**Task instructions:**
In full and without alteration, give the listing again.

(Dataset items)
....
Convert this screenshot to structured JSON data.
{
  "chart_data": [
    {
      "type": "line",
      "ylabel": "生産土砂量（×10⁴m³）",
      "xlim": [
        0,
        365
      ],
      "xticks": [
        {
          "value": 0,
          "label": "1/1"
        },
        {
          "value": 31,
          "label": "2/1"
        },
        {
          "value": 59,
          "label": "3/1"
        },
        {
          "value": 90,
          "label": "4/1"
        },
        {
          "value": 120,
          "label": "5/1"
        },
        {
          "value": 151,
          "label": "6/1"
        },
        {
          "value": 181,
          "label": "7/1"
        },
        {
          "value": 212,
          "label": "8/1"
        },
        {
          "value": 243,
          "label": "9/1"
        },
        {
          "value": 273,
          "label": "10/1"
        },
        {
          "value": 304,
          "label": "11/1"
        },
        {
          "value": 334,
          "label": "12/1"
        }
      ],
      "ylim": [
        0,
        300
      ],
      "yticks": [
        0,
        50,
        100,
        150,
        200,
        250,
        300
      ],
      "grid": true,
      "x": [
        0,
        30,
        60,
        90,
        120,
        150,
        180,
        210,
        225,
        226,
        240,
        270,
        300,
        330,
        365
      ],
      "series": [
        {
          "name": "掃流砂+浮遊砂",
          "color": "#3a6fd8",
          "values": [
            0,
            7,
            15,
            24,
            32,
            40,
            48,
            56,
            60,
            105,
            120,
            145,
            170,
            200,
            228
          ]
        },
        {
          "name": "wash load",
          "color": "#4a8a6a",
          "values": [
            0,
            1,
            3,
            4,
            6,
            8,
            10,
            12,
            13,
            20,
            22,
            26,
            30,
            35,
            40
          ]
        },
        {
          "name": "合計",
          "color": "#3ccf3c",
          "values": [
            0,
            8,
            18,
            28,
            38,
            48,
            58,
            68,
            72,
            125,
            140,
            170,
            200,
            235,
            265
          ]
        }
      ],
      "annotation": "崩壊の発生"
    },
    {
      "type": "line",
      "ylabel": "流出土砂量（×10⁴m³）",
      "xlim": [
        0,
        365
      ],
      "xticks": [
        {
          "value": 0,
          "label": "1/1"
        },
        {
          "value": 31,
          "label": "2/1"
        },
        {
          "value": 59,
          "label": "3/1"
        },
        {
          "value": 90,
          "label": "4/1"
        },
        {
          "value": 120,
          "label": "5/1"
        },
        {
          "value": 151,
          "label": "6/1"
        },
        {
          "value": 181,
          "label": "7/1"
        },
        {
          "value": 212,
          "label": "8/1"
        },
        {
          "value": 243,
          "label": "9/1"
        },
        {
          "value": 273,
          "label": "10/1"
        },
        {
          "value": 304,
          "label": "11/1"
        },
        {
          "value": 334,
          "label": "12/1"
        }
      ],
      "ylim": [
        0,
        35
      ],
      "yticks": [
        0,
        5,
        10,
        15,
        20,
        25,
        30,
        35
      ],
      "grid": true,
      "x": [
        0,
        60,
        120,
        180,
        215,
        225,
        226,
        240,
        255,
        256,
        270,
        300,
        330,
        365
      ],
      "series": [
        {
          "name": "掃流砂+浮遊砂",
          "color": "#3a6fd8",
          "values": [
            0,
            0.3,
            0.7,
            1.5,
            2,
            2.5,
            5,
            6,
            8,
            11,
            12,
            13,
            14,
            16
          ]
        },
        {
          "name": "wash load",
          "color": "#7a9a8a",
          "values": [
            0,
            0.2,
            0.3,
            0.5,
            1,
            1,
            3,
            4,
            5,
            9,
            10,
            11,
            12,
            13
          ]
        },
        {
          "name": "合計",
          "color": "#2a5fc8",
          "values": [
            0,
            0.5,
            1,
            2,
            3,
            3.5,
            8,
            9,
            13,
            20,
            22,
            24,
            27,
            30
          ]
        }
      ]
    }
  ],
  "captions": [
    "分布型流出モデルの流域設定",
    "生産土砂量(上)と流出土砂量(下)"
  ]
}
....
**Result of this task:**
Convert this screenshot to structured JSON data.
{
  "chart_data": [
    {
      "type": "line",
      "ylabel": "生産土砂量（×10⁴m³）",
      "xlim": [
        0,
        365
      ],
      "xticks": [
        {
          "value": 0,
          "label": "1/1"
        },
        {
          "value": 31,
          "label": "2/1"
        },
        {
          "value": 59,
          "label": "3/1"
        },
        {
          "value": 90,
          "label": "4/1"
        },
        {
          "value": 120,
          "label": "5/1"
        },
        {
          "value": 151,
          "label": "6/1"
        },
        {
          "value": 181,
          "label": "7/1"
        },
        {
          "value": 212,
          "label": "8/1"
        },
        {
          "value": 243,
          "label": "9/1"
        },
        {
          "value": 273,
          "label": "10/1"
        },
        {
          "value": 304,
          "label": "11/1"
        },
        {
          "value": 334,
          "label": "12/1"
        }
      ],
      "ylim": [
        0,
        300
      ],
      "yticks": [
        0,
        50,
        100,
        150,
        200,
        250,
        300
      ],
      "grid": true,
      "x": [
        0,
        30,
        60,
        90,
        120,
        150,
        180,
        210,
        225,
        226,
        240,
        270,
        300,
        330,
        365
      ],
      "series": [
        {
          "name": "掃流砂+浮遊砂",
          "color": "#3a6fd8",
          "values": [
            0,
            7,
            15,
            24,
            32,
            40,
            48,
            56,
            60,
            105,
            120,
            145,
            170,
            200,
            228
          ]
        },
        {
          "name": "wash load",
          "color": "#4a8a6a",
          "values": [
            0,
            1,
            3,
            4,
            6,
            8,
            10,
            12,
            13,
            20,
            22,
            26,
            30,
            35,
            40
          ]
        },
        {
          "name": "合計",
          "color": "#3ccf3c",
          "values": [
            0,
            8,
            18,
            28,
            38,
            48,
            58,
            68,
            72,
            125,
            140,
            170,
            200,
            235,
            265
          ]
        }
      ],
      "annotation": "崩壊の発生"
    },
    {
      "type": "line",
      "ylabel": "流出土砂量（×10⁴m³）",
      "xlim": [
        0,
        365
      ],
      "xticks": [
        {
          "value": 0,
          "label": "1/1"
        },
        {
          "value": 31,
          "label": "2/1"
        },
        {
          "value": 59,
          "label": "3/1"
        },
        {
          "value": 90,
          "label": "4/1"
        },
        {
          "value": 120,
          "label": "5/1"
        },
        {
          "value": 151,
          "label": "6/1"
        },
        {
          "value": 181,
          "label": "7/1"
        },
        {
          "value": 212,
          "label": "8/1"
        },
        {
          "value": 243,
          "label": "9/1"
        },
        {
          "value": 273,
          "label": "10/1"
        },
        {
          "value": 304,
          "label": "11/1"
        },
        {
          "value": 334,
          "label": "12/1"
        }
      ],
      "ylim": [
        0,
        35
      ],
      "yticks": [
        0,
        5,
        10,
        15,
        20,
        25,
        30,
        35
      ],
      "grid": true,
      "x": [
        0,
        60,
        120,
        180,
        215,
        225,
        226,
        240,
        255,
        256,
        270,
        300,
        330,
        365
      ],
      "series": [
        {
          "name": "掃流砂+浮遊砂",
          "color": "#3a6fd8",
          "values": [
            0,
            0.3,
            0.7,
            1.5,
            2,
            2.5,
            5,
            6,
            8,
            11,
            12,
            13,
            14,
            16
          ]
        },
        {
          "name": "wash load",
          "color": "#7a9a8a",
          "values": [
            0,
            0.2,
            0.3,
            0.5,
            1,
            1,
            3,
            4,
            5,
            9,
            10,
            11,
            12,
            13
          ]
        },
        {
          "name": "合計",
          "color": "#2a5fc8",
          "values": [
            0,
            0.5,
            1,
            2,
            3,
            3.5,
            8,
            9,
            13,
            20,
            22,
            24,
            27,
            30
          ]
        }
      ]
    }
  ],
  "captions": [
    "分布型流出モデルの流域設定",
    "生産土砂量(上)と流出土砂量(下)"
  ]
}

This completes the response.